Records from a data collection:
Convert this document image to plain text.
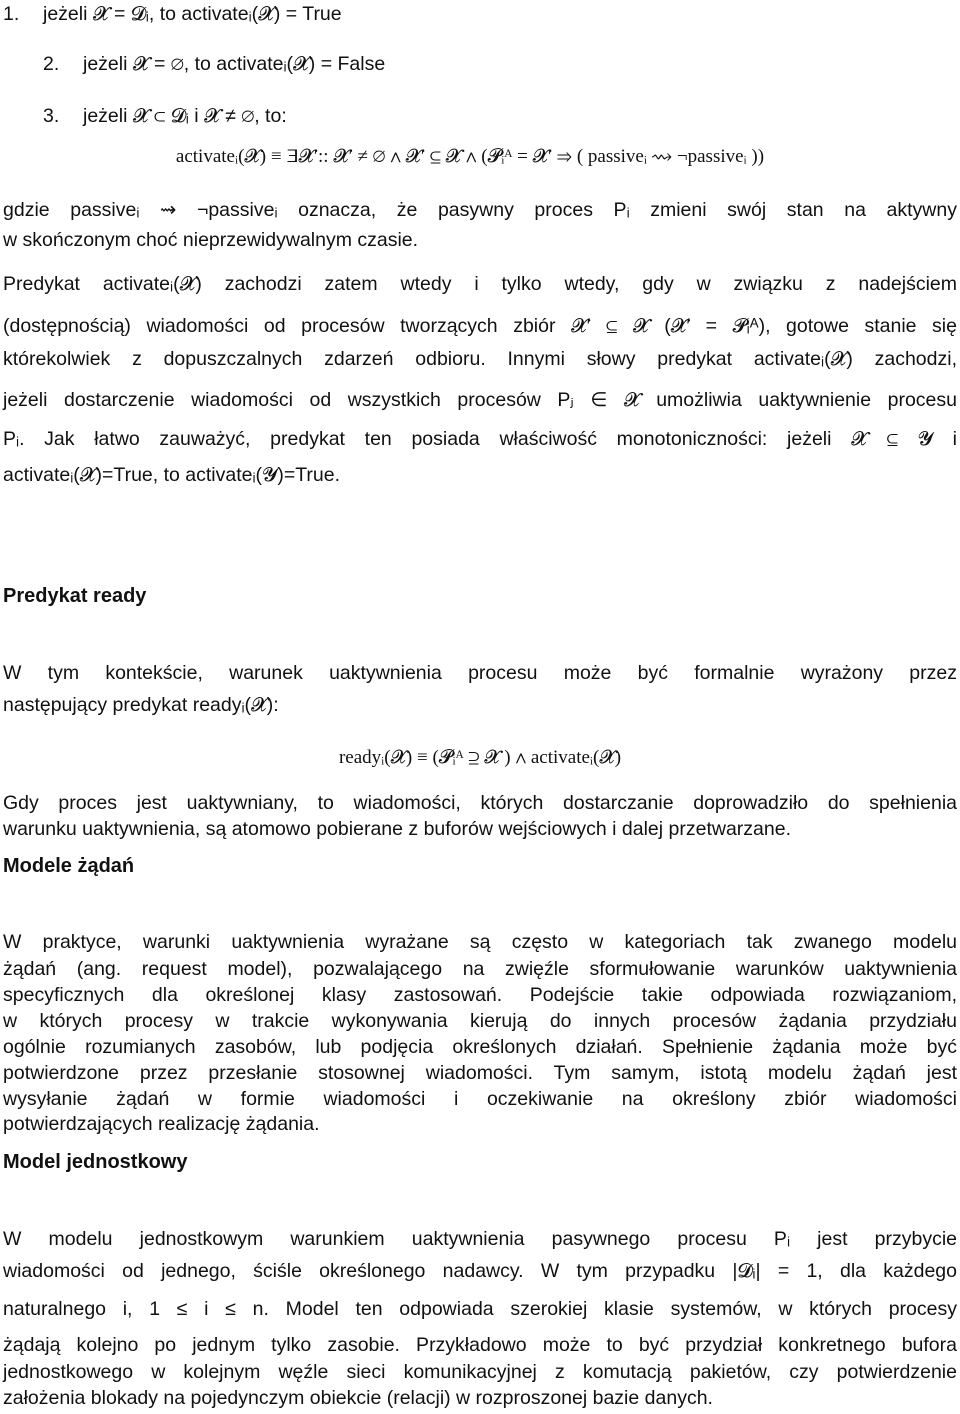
1. jeżeli 𝓧 = 𝓓ᵢ, to activateᵢ(𝓧) = True
2. jeżeli 𝓧 = ∅, to activateᵢ(𝓧) = False
3. jeżeli 𝓧 ⊂ 𝓓ᵢ i 𝓧 ≠ ∅, to:
activateᵢ(𝓧) ≡ ∃𝓧′:: 𝓧′ ≠ ∅ ∧ 𝓧′ ⊆ 𝓧 ∧ (𝓟ᵢᴬ = 𝓧′ ⇒ ( passiveᵢ ⇝ ¬passiveᵢ ))
gdzie passiveᵢ ⇝ ¬passiveᵢ oznacza, że pasywny proces Pᵢ zmieni swój stan na aktywny
w skończonym choć nieprzewidywalnym czasie.
Predykat activateᵢ(𝓧) zachodzi zatem wtedy i tylko wtedy, gdy w związku z nadejściem
(dostępnością) wiadomości od procesów tworzących zbiór 𝓧′ ⊆ 𝓧 (𝓧′ = 𝓟ᵢᴬ), gotowe stanie się
którekolwiek z dopuszczalnych zdarzeń odbioru. Innymi słowy predykat activateᵢ(𝓧) zachodzi,
jeżeli dostarczenie wiadomości od wszystkich procesów Pⱼ ∈ 𝓧 umożliwia uaktywnienie procesu
Pᵢ. Jak łatwo zauważyć, predykat ten posiada właściwość monotoniczności: jeżeli 𝓧 ⊆ 𝓨 i
activateᵢ(𝓧)=True, to activateᵢ(𝓨)=True.
Predykat ready
W tym kontekście, warunek uaktywnienia procesu może być formalnie wyrażony przez
następujący predykat readyᵢ(𝓧):
readyᵢ(𝓧) ≡ (𝓟ᵢᴬ ⊇ 𝓧 ) ∧ activateᵢ(𝓧)
Gdy proces jest uaktywniany, to wiadomości, których dostarczanie doprowadziło do spełnienia
warunku uaktywnienia, są atomowo pobierane z buforów wejściowych i dalej przetwarzane.
Modele żądań
W praktyce, warunki uaktywnienia wyrażane są często w kategoriach tak zwanego modelu
żądań (ang. request model), pozwalającego na zwięźle sformułowanie warunków uaktywnienia
specyficznych dla określonej klasy zastosowań. Podejście takie odpowiada rozwiązaniom,
w których procesy w trakcie wykonywania kierują do innych procesów żądania przydziału
ogólnie rozumianych zasobów, lub podjęcia określonych działań. Spełnienie żądania może być
potwierdzone przez przesłanie stosownej wiadomości. Tym samym, istotą modelu żądań jest
wysyłanie żądań w formie wiadomości i oczekiwanie na określony zbiór wiadomości
potwierdzających realizację żądania.
Model jednostkowy
W modelu jednostkowym warunkiem uaktywnienia pasywnego procesu Pᵢ jest przybycie
wiadomości od jednego, ściśle określonego nadawcy. W tym przypadku |𝓓ᵢ| = 1, dla każdego
naturalnego i, 1 ≤ i ≤ n. Model ten odpowiada szerokiej klasie systemów, w których procesy
żądają kolejno po jednym tylko zasobie. Przykładowo może to być przydział konkretnego bufora
jednostkowego w kolejnym węźle sieci komunikacyjnej z komutacją pakietów, czy potwierdzenie
założenia blokady na pojedynczym obiekcie (relacji) w rozproszonej bazie danych.
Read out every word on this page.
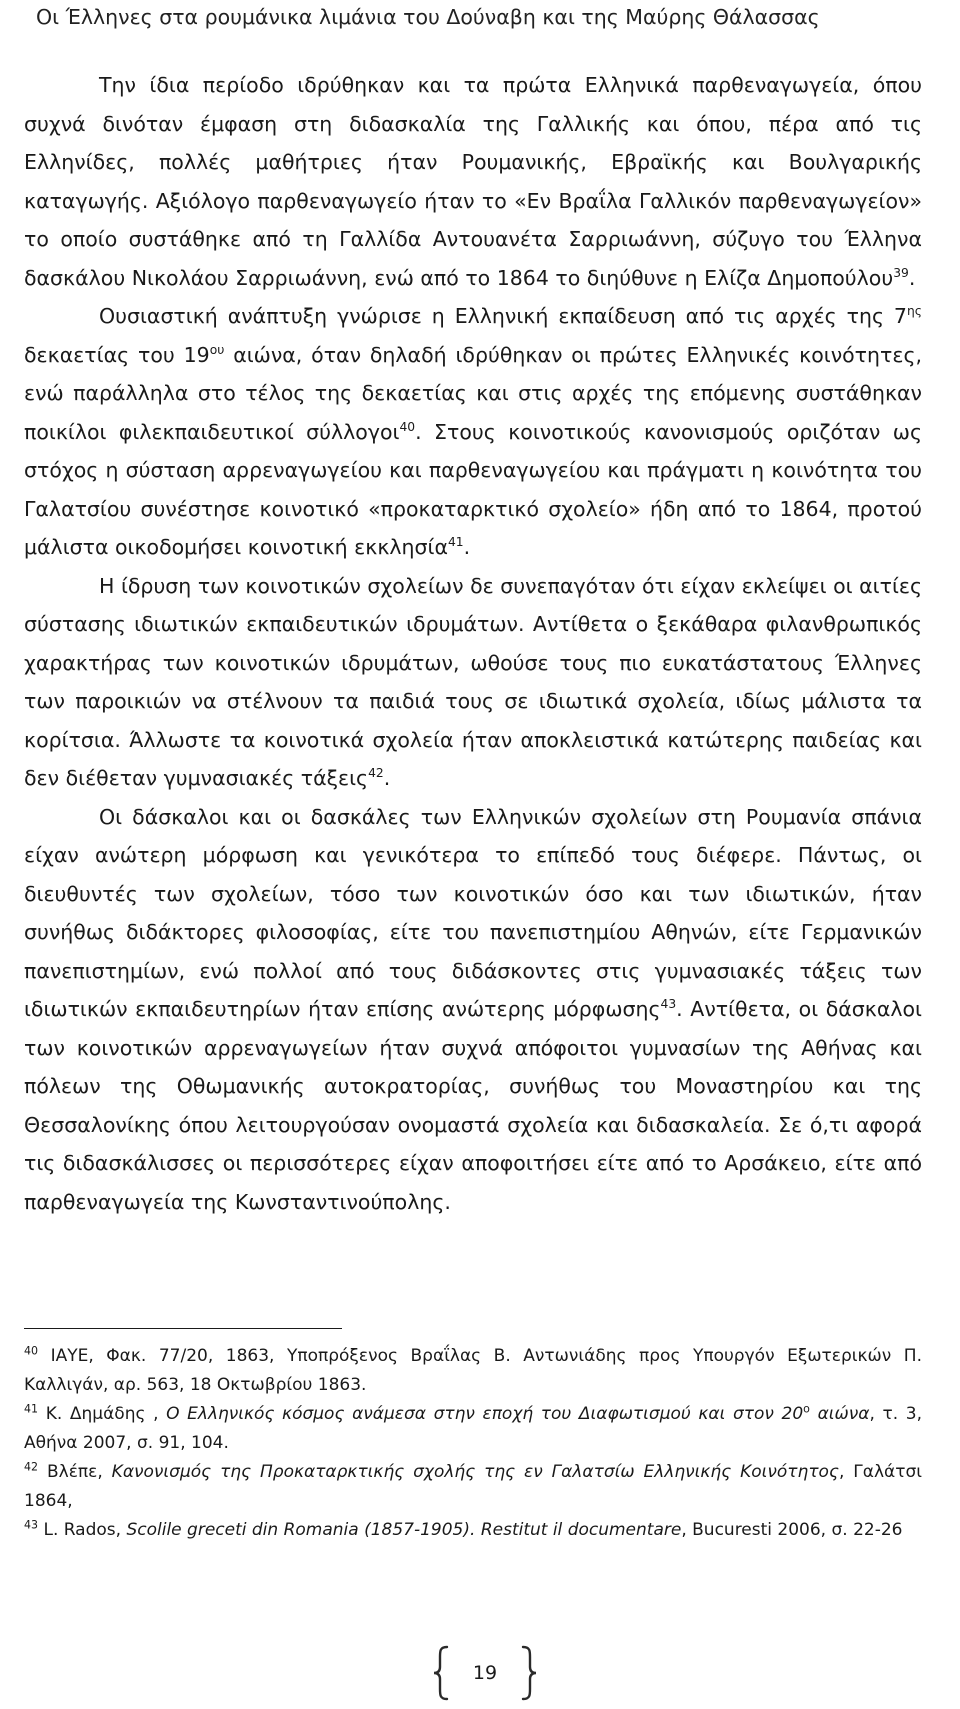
Οι Έλληνες στα ρουμάνικα λιμάνια του Δούναβη και της Μαύρης Θάλασσας

Την ίδια περίοδο ιδρύθηκαν και τα πρώτα Ελληνικά παρθεναγωγεία, όπου συχνά δινόταν έμφαση στη διδασκαλία της Γαλλικής και όπου, πέρα από τις Ελληνίδες, πολλές μαθήτριες ήταν Ρουμανικής, Εβραϊκής και Βουλγαρικής καταγωγής. Αξιόλογο παρθεναγωγείο ήταν το «Εν Βραΐλα Γαλλικόν παρθεναγωγείον» το οποίο συστάθηκε από τη Γαλλίδα Αντουανέτα Σαρριωάννη, σύζυγο του Έλληνα δασκάλου Νικολάου Σαρριωάννη, ενώ από το 1864 το διηύθυνε η Ελίζα Δημοπούλου$^{39}$.

Ουσιαστική ανάπτυξη γνώρισε η Ελληνική εκπαίδευση από τις αρχές της $7^{\eta\varsigma}$ δεκαετίας του $19^{o\upsilon}$ αιώνα, όταν δηλαδή ιδρύθηκαν οι πρώτες Ελληνικές κοινότητες, ενώ παράλληλα στο τέλος της δεκαετίας και στις αρχές της επόμενης συστάθηκαν ποικίλοι φιλεκπαιδευτικοί σύλλογοι$^{40}$. Στους κοινοτικούς κανονισμούς οριζόταν ως στόχος η σύσταση αρρεναγωγείου και παρθεναγωγείου και πράγματι η κοινότητα του Γαλατσίου συνέστησε κοινοτικό «προκαταρκτικό σχολείο» ήδη από το 1864, προτού μάλιστα οικοδομήσει κοινοτική εκκλησία$^{41}$.

Η ίδρυση των κοινοτικών σχολείων δε συνεπαγόταν ότι είχαν εκλείψει οι αιτίες σύστασης ιδιωτικών εκπαιδευτικών ιδρυμάτων. Αντίθετα ο ξεκάθαρα φιλανθρωπικός χαρακτήρας των κοινοτικών ιδρυμάτων, ωθούσε τους πιο ευκατάστατους Έλληνες των παροικιών να στέλνουν τα παιδιά τους σε ιδιωτικά σχολεία, ιδίως μάλιστα τα κορίτσια. Άλλωστε τα κοινοτικά σχολεία ήταν αποκλειστικά κατώτερης παιδείας και δεν διέθεταν γυμνασιακές τάξεις$^{42}$.

Οι δάσκαλοι και οι δασκάλες των Ελληνικών σχολείων στη Ρουμανία σπάνια είχαν ανώτερη μόρφωση και γενικότερα το επίπεδό τους διέφερε. Πάντως, οι διευθυντές των σχολείων, τόσο των κοινοτικών όσο και των ιδιωτικών, ήταν συνήθως διδάκτορες φιλοσοφίας, είτε του πανεπιστημίου Αθηνών, είτε Γερμανικών πανεπιστημίων, ενώ πολλοί από τους διδάσκοντες στις γυμνασιακές τάξεις των ιδιωτικών εκπαιδευτηρίων ήταν επίσης ανώτερης μόρφωσης$^{43}$. Αντίθετα, οι δάσκαλοι των κοινοτικών αρρεναγωγείων ήταν συχνά απόφοιτοι γυμνασίων της Αθήνας και πόλεων της Οθωμανικής αυτοκρατορίας, συνήθως του Μοναστηρίου και της Θεσσαλονίκης όπου λειτουργούσαν ονομαστά σχολεία και διδασκαλεία. Σε ό,τι αφορά τις διδασκάλισσες οι περισσότερες είχαν αποφοιτήσει είτε από το Αρσάκειο, είτε από παρθεναγωγεία της Κωνσταντινούπολης.

$^{40}$ ΙΑΥΕ, Φακ. 77/20, 1863, Υποπρόξενος Βραΐλας Β. Αντωνιάδης προς Υπουργόν Εξωτερικών Π. Καλλιγάν, αρ. 563, 18 Οκτωβρίου 1863.

$^{41}$ Κ. Δημάδης , Ο Ελληνικός κόσμος ανάμεσα στην εποχή του Διαφωτισμού και στον $20^o$ αιώνα, τ. 3, Αθήνα 2007, σ. 91, 104.

$^{42}$ Βλέπε, Κανονισμός της Προκαταρκτικής σχολής της εν Γαλατσίω Ελληνικής Κοινότητος, Γαλάτσι 1864,

$^{43}$ L. Rados, Scolile greceti din Romania (1857-1905). Restitut il documentare, Bucuresti 2006, σ. 22-26

19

Required task: Take every line containing the word "odpowiada" and copy it.

Final answer:
specyficznych dla określonej klasy zastosowań. Podejście takie odpowiada rozwiązaniom,
naturalnego i, 1 ≤ i ≤ n. Model ten odpowiada szerokiej klasie systemów, w których procesy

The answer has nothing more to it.